>> start Rows

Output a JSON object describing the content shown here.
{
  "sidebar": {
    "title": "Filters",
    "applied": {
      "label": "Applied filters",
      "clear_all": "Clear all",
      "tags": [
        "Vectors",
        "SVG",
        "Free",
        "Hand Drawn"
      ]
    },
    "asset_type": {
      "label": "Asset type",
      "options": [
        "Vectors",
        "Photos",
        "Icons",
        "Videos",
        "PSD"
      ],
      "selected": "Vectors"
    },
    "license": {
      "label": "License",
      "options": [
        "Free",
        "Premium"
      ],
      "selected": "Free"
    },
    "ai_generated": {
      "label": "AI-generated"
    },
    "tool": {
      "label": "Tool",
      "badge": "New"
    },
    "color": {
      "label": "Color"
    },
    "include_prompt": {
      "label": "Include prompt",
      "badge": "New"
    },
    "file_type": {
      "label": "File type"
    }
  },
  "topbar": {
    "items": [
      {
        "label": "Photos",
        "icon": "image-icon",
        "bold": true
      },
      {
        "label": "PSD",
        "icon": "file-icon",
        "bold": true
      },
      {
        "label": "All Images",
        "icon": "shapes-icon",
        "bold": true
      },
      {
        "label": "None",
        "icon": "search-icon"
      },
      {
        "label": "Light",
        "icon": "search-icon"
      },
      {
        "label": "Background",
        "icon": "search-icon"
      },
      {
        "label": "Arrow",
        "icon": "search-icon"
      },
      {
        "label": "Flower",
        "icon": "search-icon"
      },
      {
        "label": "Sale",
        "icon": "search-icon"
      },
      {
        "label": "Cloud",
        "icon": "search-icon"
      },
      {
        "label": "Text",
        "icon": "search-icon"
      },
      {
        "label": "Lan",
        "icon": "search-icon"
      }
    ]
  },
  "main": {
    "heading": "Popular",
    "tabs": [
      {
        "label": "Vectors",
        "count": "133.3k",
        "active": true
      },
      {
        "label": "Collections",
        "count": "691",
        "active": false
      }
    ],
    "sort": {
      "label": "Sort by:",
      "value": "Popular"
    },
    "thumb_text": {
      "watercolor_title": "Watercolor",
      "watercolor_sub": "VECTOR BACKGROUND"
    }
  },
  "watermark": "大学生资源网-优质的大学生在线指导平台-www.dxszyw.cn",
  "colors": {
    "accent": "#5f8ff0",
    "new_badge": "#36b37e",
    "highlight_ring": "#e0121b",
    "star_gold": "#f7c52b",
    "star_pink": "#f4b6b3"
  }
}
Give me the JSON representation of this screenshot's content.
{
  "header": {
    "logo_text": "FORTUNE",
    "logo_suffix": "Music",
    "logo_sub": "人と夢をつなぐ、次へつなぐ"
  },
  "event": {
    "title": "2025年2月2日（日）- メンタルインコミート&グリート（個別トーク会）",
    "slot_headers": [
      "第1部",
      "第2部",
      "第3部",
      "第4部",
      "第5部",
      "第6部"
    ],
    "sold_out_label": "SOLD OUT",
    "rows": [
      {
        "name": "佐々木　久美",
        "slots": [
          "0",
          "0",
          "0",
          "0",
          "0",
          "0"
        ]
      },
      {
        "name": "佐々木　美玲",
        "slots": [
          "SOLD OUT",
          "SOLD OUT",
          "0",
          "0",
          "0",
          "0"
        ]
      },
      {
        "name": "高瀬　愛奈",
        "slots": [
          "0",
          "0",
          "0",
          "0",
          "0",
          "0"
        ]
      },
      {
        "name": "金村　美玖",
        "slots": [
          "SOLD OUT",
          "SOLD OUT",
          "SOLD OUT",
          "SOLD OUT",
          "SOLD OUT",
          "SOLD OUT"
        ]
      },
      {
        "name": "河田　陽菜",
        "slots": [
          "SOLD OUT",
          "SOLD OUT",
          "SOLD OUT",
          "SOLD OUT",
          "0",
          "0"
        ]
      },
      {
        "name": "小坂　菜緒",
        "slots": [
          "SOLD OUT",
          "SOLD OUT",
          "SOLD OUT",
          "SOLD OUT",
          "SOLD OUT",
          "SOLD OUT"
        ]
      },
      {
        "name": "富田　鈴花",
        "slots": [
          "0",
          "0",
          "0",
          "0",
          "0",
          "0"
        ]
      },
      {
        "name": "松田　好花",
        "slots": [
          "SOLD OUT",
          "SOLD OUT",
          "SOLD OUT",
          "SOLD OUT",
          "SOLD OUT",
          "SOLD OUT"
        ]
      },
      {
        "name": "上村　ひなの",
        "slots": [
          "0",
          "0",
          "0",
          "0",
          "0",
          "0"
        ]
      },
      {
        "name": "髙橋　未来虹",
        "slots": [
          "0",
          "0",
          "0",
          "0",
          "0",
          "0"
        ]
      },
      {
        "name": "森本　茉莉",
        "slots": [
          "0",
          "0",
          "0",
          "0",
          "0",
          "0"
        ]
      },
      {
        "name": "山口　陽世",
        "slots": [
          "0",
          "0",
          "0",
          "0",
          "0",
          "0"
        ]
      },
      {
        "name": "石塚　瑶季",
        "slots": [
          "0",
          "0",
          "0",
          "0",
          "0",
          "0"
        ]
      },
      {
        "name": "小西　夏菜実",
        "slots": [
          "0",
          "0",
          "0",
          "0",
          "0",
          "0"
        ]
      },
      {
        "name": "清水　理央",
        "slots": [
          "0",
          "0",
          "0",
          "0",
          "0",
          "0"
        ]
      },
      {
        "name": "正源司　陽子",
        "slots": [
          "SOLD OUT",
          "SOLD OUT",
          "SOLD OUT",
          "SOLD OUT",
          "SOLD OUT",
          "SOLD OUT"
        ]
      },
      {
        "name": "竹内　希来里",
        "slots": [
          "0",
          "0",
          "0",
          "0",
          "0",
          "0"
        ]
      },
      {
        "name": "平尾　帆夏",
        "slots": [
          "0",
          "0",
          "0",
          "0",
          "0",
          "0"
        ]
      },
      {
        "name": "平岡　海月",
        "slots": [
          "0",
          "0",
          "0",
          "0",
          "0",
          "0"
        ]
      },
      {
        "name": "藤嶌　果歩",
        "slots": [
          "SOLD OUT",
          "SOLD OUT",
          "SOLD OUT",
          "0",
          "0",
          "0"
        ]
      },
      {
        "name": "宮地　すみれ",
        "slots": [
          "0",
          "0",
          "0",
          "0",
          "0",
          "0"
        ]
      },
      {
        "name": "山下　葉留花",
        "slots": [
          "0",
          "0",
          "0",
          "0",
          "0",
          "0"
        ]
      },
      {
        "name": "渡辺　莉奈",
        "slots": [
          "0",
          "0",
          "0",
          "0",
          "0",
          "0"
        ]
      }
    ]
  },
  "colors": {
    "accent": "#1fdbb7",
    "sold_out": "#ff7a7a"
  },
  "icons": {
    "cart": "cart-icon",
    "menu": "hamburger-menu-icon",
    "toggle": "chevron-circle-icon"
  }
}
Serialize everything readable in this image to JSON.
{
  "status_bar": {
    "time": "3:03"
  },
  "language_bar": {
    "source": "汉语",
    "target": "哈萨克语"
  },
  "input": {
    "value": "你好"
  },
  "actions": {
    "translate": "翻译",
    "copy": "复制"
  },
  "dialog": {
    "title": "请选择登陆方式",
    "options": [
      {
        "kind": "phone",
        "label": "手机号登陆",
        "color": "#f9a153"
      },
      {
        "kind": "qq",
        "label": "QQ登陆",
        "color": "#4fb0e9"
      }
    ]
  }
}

>> end Rows

# Do this
Transcribe the data above in full, exactly.

# Result for this exercise
Output a JSON object describing the content shown here.
{
  "sidebar": {
    "title": "Filters",
    "applied": {
      "label": "Applied filters",
      "clear_all": "Clear all",
      "tags": [
        "Vectors",
        "SVG",
        "Free",
        "Hand Drawn"
      ]
    },
    "asset_type": {
      "label": "Asset type",
      "options": [
        "Vectors",
        "Photos",
        "Icons",
        "Videos",
        "PSD"
      ],
      "selected": "Vectors"
    },
    "license": {
      "label": "License",
      "options": [
        "Free",
        "Premium"
      ],
      "selected": "Free"
    },
    "ai_generated": {
      "label": "AI-generated"
    },
    "tool": {
      "label": "Tool",
      "badge": "New"
    },
    "color": {
      "label": "Color"
    },
    "include_prompt": {
      "label": "Include prompt",
      "badge": "New"
    },
    "file_type": {
      "label": "File type"
    }
  },
  "topbar": {
    "items": [
      {
        "label": "Photos",
        "icon": "image-icon",
        "bold": true
      },
      {
        "label": "PSD",
        "icon": "file-icon",
        "bold": true
      },
      {
        "label": "All Images",
        "icon": "shapes-icon",
        "bold": true
      },
      {
        "label": "None",
        "icon": "search-icon"
      },
      {
        "label": "Light",
        "icon": "search-icon"
      },
      {
        "label": "Background",
        "icon": "search-icon"
      },
      {
        "label": "Arrow",
        "icon": "search-icon"
      },
      {
        "label": "Flower",
        "icon": "search-icon"
      },
      {
        "label": "Sale",
        "icon": "search-icon"
      },
      {
        "label": "Cloud",
        "icon": "search-icon"
      },
      {
        "label": "Text",
        "icon": "search-icon"
      },
      {
        "label": "Lan",
        "icon": "search-icon"
      }
    ]
  },
  "main": {
    "heading": "Popular",
    "tabs": [
      {
        "label": "Vectors",
        "count": "133.3k",
        "active": true
      },
      {
        "label": "Collections",
        "count": "691",
        "active": false
      }
    ],
    "sort": {
      "label": "Sort by:",
      "value": "Popular"
    },
    "thumb_text": {
      "watercolor_title": "Watercolor",
      "watercolor_sub": "VECTOR BACKGROUND"
    }
  },
  "watermark": "大学生资源网-优质的大学生在线指导平台-www.dxszyw.cn",
  "colors": {
    "accent": "#5f8ff0",
    "new_badge": "#36b37e",
    "highlight_ring": "#e0121b",
    "star_gold": "#f7c52b",
    "star_pink": "#f4b6b3"
  }
}
Give me the JSON representation of this screenshot's content.
{
  "header": {
    "logo_text": "FORTUNE",
    "logo_suffix": "Music",
    "logo_sub": "人と夢をつなぐ、次へつなぐ"
  },
  "event": {
    "title": "2025年2月2日（日）- メンタルインコミート&グリート（個別トーク会）",
    "slot_headers": [
      "第1部",
      "第2部",
      "第3部",
      "第4部",
      "第5部",
      "第6部"
    ],
    "sold_out_label": "SOLD OUT",
    "rows": [
      {
        "name": "佐々木　久美",
        "slots": [
          "0",
          "0",
          "0",
          "0",
          "0",
          "0"
        ]
      },
      {
        "name": "佐々木　美玲",
        "slots": [
          "SOLD OUT",
          "SOLD OUT",
          "0",
          "0",
          "0",
          "0"
        ]
      },
      {
        "name": "高瀬　愛奈",
        "slots": [
          "0",
          "0",
          "0",
          "0",
          "0",
          "0"
        ]
      },
      {
        "name": "金村　美玖",
        "slots": [
          "SOLD OUT",
          "SOLD OUT",
          "SOLD OUT",
          "SOLD OUT",
          "SOLD OUT",
          "SOLD OUT"
        ]
      },
      {
        "name": "河田　陽菜",
        "slots": [
          "SOLD OUT",
          "SOLD OUT",
          "SOLD OUT",
          "SOLD OUT",
          "0",
          "0"
        ]
      },
      {
        "name": "小坂　菜緒",
        "slots": [
          "SOLD OUT",
          "SOLD OUT",
          "SOLD OUT",
          "SOLD OUT",
          "SOLD OUT",
          "SOLD OUT"
        ]
      },
      {
        "name": "富田　鈴花",
        "slots": [
          "0",
          "0",
          "0",
          "0",
          "0",
          "0"
        ]
      },
      {
        "name": "松田　好花",
        "slots": [
          "SOLD OUT",
          "SOLD OUT",
          "SOLD OUT",
          "SOLD OUT",
          "SOLD OUT",
          "SOLD OUT"
        ]
      },
      {
        "name": "上村　ひなの",
        "slots": [
          "0",
          "0",
          "0",
          "0",
          "0",
          "0"
        ]
      },
      {
        "name": "髙橋　未来虹",
        "slots": [
          "0",
          "0",
          "0",
          "0",
          "0",
          "0"
        ]
      },
      {
        "name": "森本　茉莉",
        "slots": [
          "0",
          "0",
          "0",
          "0",
          "0",
          "0"
        ]
      },
      {
        "name": "山口　陽世",
        "slots": [
          "0",
          "0",
          "0",
          "0",
          "0",
          "0"
        ]
      },
      {
        "name": "石塚　瑶季",
        "slots": [
          "0",
          "0",
          "0",
          "0",
          "0",
          "0"
        ]
      },
      {
        "name": "小西　夏菜実",
        "slots": [
          "0",
          "0",
          "0",
          "0",
          "0",
          "0"
        ]
      },
      {
        "name": "清水　理央",
        "slots": [
          "0",
          "0",
          "0",
          "0",
          "0",
          "0"
        ]
      },
      {
        "name": "正源司　陽子",
        "slots": [
          "SOLD OUT",
          "SOLD OUT",
          "SOLD OUT",
          "SOLD OUT",
          "SOLD OUT",
          "SOLD OUT"
        ]
      },
      {
        "name": "竹内　希来里",
        "slots": [
          "0",
          "0",
          "0",
          "0",
          "0",
          "0"
        ]
      },
      {
        "name": "平尾　帆夏",
        "slots": [
          "0",
          "0",
          "0",
          "0",
          "0",
          "0"
        ]
      },
      {
        "name": "平岡　海月",
        "slots": [
          "0",
          "0",
          "0",
          "0",
          "0",
          "0"
        ]
      },
      {
        "name": "藤嶌　果歩",
        "slots": [
          "SOLD OUT",
          "SOLD OUT",
          "SOLD OUT",
          "0",
          "0",
          "0"
        ]
      },
      {
        "name": "宮地　すみれ",
        "slots": [
          "0",
          "0",
          "0",
          "0",
          "0",
          "0"
        ]
      },
      {
        "name": "山下　葉留花",
        "slots": [
          "0",
          "0",
          "0",
          "0",
          "0",
          "0"
        ]
      },
      {
        "name": "渡辺　莉奈",
        "slots": [
          "0",
          "0",
          "0",
          "0",
          "0",
          "0"
        ]
      }
    ]
  },
  "colors": {
    "accent": "#1fdbb7",
    "sold_out": "#ff7a7a"
  },
  "icons": {
    "cart": "cart-icon",
    "menu": "hamburger-menu-icon",
    "toggle": "chevron-circle-icon"
  }
}
Serialize everything readable in this image to JSON.
{
  "status_bar": {
    "time": "3:03"
  },
  "language_bar": {
    "source": "汉语",
    "target": "哈萨克语"
  },
  "input": {
    "value": "你好"
  },
  "actions": {
    "translate": "翻译",
    "copy": "复制"
  },
  "dialog": {
    "title": "请选择登陆方式",
    "options": [
      {
        "kind": "phone",
        "label": "手机号登陆",
        "color": "#f9a153"
      },
      {
        "kind": "qq",
        "label": "QQ登陆",
        "color": "#4fb0e9"
      }
    ]
  }
}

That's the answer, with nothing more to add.